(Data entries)
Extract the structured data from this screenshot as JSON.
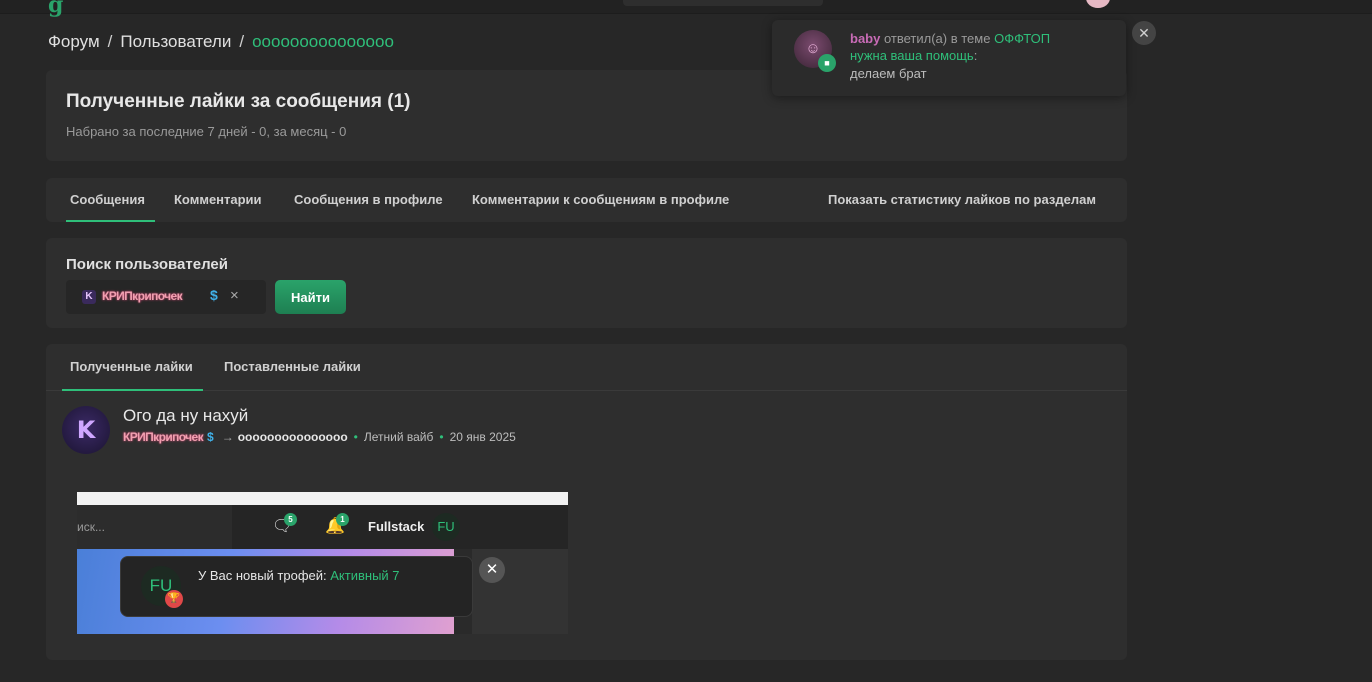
{
  "breadcrumb": {
    "item1": "Форум",
    "sep1": "/",
    "item2": "Пользователи",
    "sep2": "/",
    "current": "ооооооооооооооо"
  },
  "header": {
    "title": "Полученные лайки за сообщения (1)",
    "subtitle": "Набрано за последние 7 дней - 0, за месяц - 0"
  },
  "tabs": {
    "items": [
      "Сообщения",
      "Комментарии",
      "Сообщения в профиле",
      "Комментарии к сообщениям в профиле"
    ],
    "active": 0,
    "stats_link": "Показать статистику лайков по разделам"
  },
  "search": {
    "label": "Поиск пользователей",
    "token_avatar": "K",
    "token_name": "КРИПкрипочек",
    "token_badge": "$",
    "remove": "×",
    "button": "Найти"
  },
  "likes": {
    "tabs": [
      "Полученные лайки",
      "Поставленные лайки"
    ],
    "active": 0,
    "post": {
      "avatar_letter": "K",
      "title": "Ого да ну нахуй",
      "author": "КРИПкрипочек",
      "author_badge": "$",
      "arrow": "→",
      "target": "ооооооооооооооо",
      "section": "Летний вайб",
      "date": "20 янв 2025",
      "dot": "•"
    },
    "screenshot": {
      "search_placeholder": "иск...",
      "messages_count": "5",
      "alerts_count": "1",
      "username": "Fullstack",
      "avatar": "FU"
    }
  },
  "toast": {
    "avatar": "FU",
    "text": "У Вас новый трофей:",
    "link": "Активный 7",
    "close": "✕"
  },
  "notification": {
    "user": "baby",
    "action": "ответил(а) в теме",
    "thread": "ОФФТОП",
    "post_title": "нужна ваша помощь",
    "colon": ":",
    "message": "делаем брат",
    "close": "✕"
  },
  "colors": {
    "accent": "#2fbf7a",
    "background": "#272727",
    "block": "#2e2e2e"
  }
}
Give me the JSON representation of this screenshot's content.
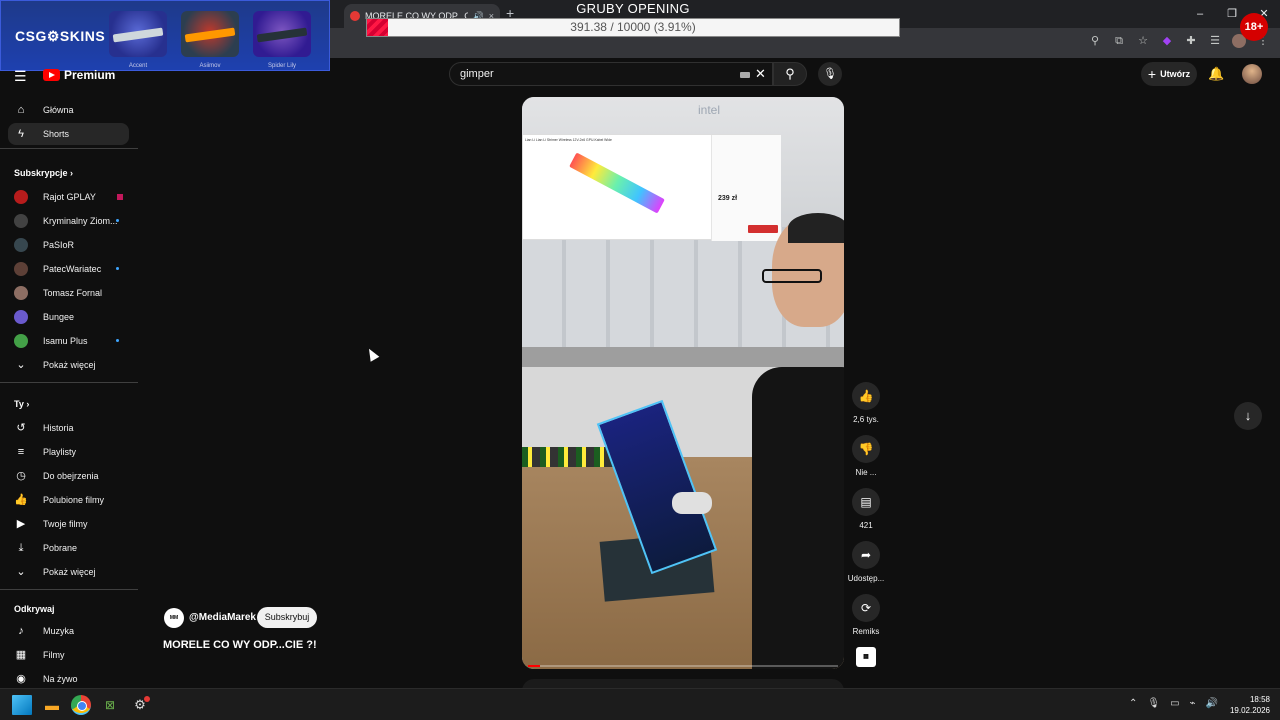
{
  "browser": {
    "tab_title": "MORELE CO WY ODP...CIE ?!",
    "tab_mute_icon": "speaker-icon",
    "tab_close": "×",
    "new_tab": "+",
    "tab_scroll": "‹",
    "window_controls": {
      "minimize": "–",
      "maximize": "❐",
      "close": "✕"
    },
    "toolbar_icons": [
      "zoom-icon",
      "install-icon",
      "bookmark-star-icon",
      "extension-icon",
      "puzzle-icon",
      "reading-list-icon",
      "profile-icon",
      "menu-icon"
    ]
  },
  "overlay": {
    "title": "GRUBY OPENING",
    "progress_text": "391.38 / 10000 (3.91%)",
    "progress_fraction": 0.0391,
    "age_badge": "18+",
    "csg_logo": "CSG⚙SKINS",
    "skins": [
      {
        "name": "Accent"
      },
      {
        "name": "Asiimov"
      },
      {
        "name": "Spider Lily"
      }
    ]
  },
  "youtube": {
    "logo": "Premium",
    "search_value": "gimper",
    "create_label": "Utwórz",
    "sidebar": {
      "main": [
        {
          "label": "Główna",
          "icon": "home-icon"
        },
        {
          "label": "Shorts",
          "icon": "shorts-icon",
          "active": true
        }
      ],
      "subs_header": "Subskrypcje",
      "subscriptions": [
        {
          "label": "Rajot GPLAY",
          "live": true
        },
        {
          "label": "Kryminalny Ziom...",
          "dot": true
        },
        {
          "label": "PaSIoR"
        },
        {
          "label": "PatecWariatec",
          "dot": true
        },
        {
          "label": "Tomasz Fornal"
        },
        {
          "label": "Bungee"
        },
        {
          "label": "Isamu Plus",
          "dot": true
        },
        {
          "label": "Pokaż więcej"
        }
      ],
      "you_header": "Ty",
      "you": [
        {
          "label": "Historia",
          "icon": "history-icon"
        },
        {
          "label": "Playlisty",
          "icon": "playlist-icon"
        },
        {
          "label": "Do obejrzenia",
          "icon": "watch-later-icon"
        },
        {
          "label": "Polubione filmy",
          "icon": "like-icon"
        },
        {
          "label": "Twoje filmy",
          "icon": "your-videos-icon"
        },
        {
          "label": "Pobrane",
          "icon": "download-icon"
        },
        {
          "label": "Pokaż więcej",
          "icon": "chevron-down-icon"
        }
      ],
      "explore_header": "Odkrywaj",
      "explore": [
        {
          "label": "Muzyka",
          "icon": "music-icon"
        },
        {
          "label": "Filmy",
          "icon": "movies-icon"
        },
        {
          "label": "Na żywo",
          "icon": "live-icon"
        }
      ]
    },
    "short": {
      "channel": "@MediaMarek",
      "subscribe": "Subskrybuj",
      "title": "MORELE CO WY ODP...CIE ?!",
      "overlay_product": "Lian Li Lian Li Strimer Wireless 12V-2x6 GPU-Kabel Wide",
      "overlay_price": "239 zł",
      "watermark": "intel"
    },
    "actions": {
      "likes": "2,6 tys.",
      "dislike": "Nie ...",
      "comments": "421",
      "share": "Udostęp...",
      "remix": "Remiks"
    }
  },
  "taskbar": {
    "time": "18:58",
    "date": "19.02.2026"
  }
}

● **Task objective**
Set down all the data again exactly as above, pictures excluded.

● **Response below**
Extract the structured data from this screenshot as JSON.
{
  "breadcrumb": {
    "item1": "Форум",
    "sep1": "/",
    "item2": "Пользователи",
    "sep2": "/",
    "current": "ооооооооооооооо"
  },
  "header": {
    "title": "Полученные лайки за сообщения (1)",
    "subtitle": "Набрано за последние 7 дней - 0, за месяц - 0"
  },
  "tabs": {
    "items": [
      "Сообщения",
      "Комментарии",
      "Сообщения в профиле",
      "Комментарии к сообщениям в профиле"
    ],
    "active": 0,
    "stats_link": "Показать статистику лайков по разделам"
  },
  "search": {
    "label": "Поиск пользователей",
    "token_avatar": "K",
    "token_name": "КРИПкрипочек",
    "token_badge": "$",
    "remove": "×",
    "button": "Найти"
  },
  "likes": {
    "tabs": [
      "Полученные лайки",
      "Поставленные лайки"
    ],
    "active": 0,
    "post": {
      "avatar_letter": "K",
      "title": "Ого да ну нахуй",
      "author": "КРИПкрипочек",
      "author_badge": "$",
      "arrow": "→",
      "target": "ооооооооооооооо",
      "section": "Летний вайб",
      "date": "20 янв 2025",
      "dot": "•"
    },
    "screenshot": {
      "search_placeholder": "иск...",
      "messages_count": "5",
      "alerts_count": "1",
      "username": "Fullstack",
      "avatar": "FU"
    }
  },
  "toast": {
    "avatar": "FU",
    "text": "У Вас новый трофей:",
    "link": "Активный 7",
    "close": "✕"
  },
  "notification": {
    "user": "baby",
    "action": "ответил(а) в теме",
    "thread": "ОФФТОП",
    "post_title": "нужна ваша помощь",
    "colon": ":",
    "message": "делаем брат",
    "close": "✕"
  },
  "colors": {
    "accent": "#2fbf7a",
    "background": "#272727",
    "block": "#2e2e2e"
  }
}
Give me the JSON representation of this screenshot's content.
{
  "browser": {
    "tab_title": "MORELE CO WY ODP...CIE ?!",
    "tab_mute_icon": "speaker-icon",
    "tab_close": "×",
    "new_tab": "+",
    "tab_scroll": "‹",
    "window_controls": {
      "minimize": "–",
      "maximize": "❐",
      "close": "✕"
    },
    "toolbar_icons": [
      "zoom-icon",
      "install-icon",
      "bookmark-star-icon",
      "extension-icon",
      "puzzle-icon",
      "reading-list-icon",
      "profile-icon",
      "menu-icon"
    ]
  },
  "overlay": {
    "title": "GRUBY OPENING",
    "progress_text": "391.38 / 10000 (3.91%)",
    "progress_fraction": 0.0391,
    "age_badge": "18+",
    "csg_logo": "CSG⚙SKINS",
    "skins": [
      {
        "name": "Accent"
      },
      {
        "name": "Asiimov"
      },
      {
        "name": "Spider Lily"
      }
    ]
  },
  "youtube": {
    "logo": "Premium",
    "search_value": "gimper",
    "create_label": "Utwórz",
    "sidebar": {
      "main": [
        {
          "label": "Główna",
          "icon": "home-icon"
        },
        {
          "label": "Shorts",
          "icon": "shorts-icon",
          "active": true
        }
      ],
      "subs_header": "Subskrypcje",
      "subscriptions": [
        {
          "label": "Rajot GPLAY",
          "live": true
        },
        {
          "label": "Kryminalny Ziom...",
          "dot": true
        },
        {
          "label": "PaSIoR"
        },
        {
          "label": "PatecWariatec",
          "dot": true
        },
        {
          "label": "Tomasz Fornal"
        },
        {
          "label": "Bungee"
        },
        {
          "label": "Isamu Plus",
          "dot": true
        },
        {
          "label": "Pokaż więcej"
        }
      ],
      "you_header": "Ty",
      "you": [
        {
          "label": "Historia",
          "icon": "history-icon"
        },
        {
          "label": "Playlisty",
          "icon": "playlist-icon"
        },
        {
          "label": "Do obejrzenia",
          "icon": "watch-later-icon"
        },
        {
          "label": "Polubione filmy",
          "icon": "like-icon"
        },
        {
          "label": "Twoje filmy",
          "icon": "your-videos-icon"
        },
        {
          "label": "Pobrane",
          "icon": "download-icon"
        },
        {
          "label": "Pokaż więcej",
          "icon": "chevron-down-icon"
        }
      ],
      "explore_header": "Odkrywaj",
      "explore": [
        {
          "label": "Muzyka",
          "icon": "music-icon"
        },
        {
          "label": "Filmy",
          "icon": "movies-icon"
        },
        {
          "label": "Na żywo",
          "icon": "live-icon"
        }
      ]
    },
    "short": {
      "channel": "@MediaMarek",
      "subscribe": "Subskrybuj",
      "title": "MORELE CO WY ODP...CIE ?!",
      "overlay_product": "Lian Li Lian Li Strimer Wireless 12V-2x6 GPU-Kabel Wide",
      "overlay_price": "239 zł",
      "watermark": "intel"
    },
    "actions": {
      "likes": "2,6 tys.",
      "dislike": "Nie ...",
      "comments": "421",
      "share": "Udostęp...",
      "remix": "Remiks"
    }
  },
  "taskbar": {
    "time": "18:58",
    "date": "19.02.2026"
  }
}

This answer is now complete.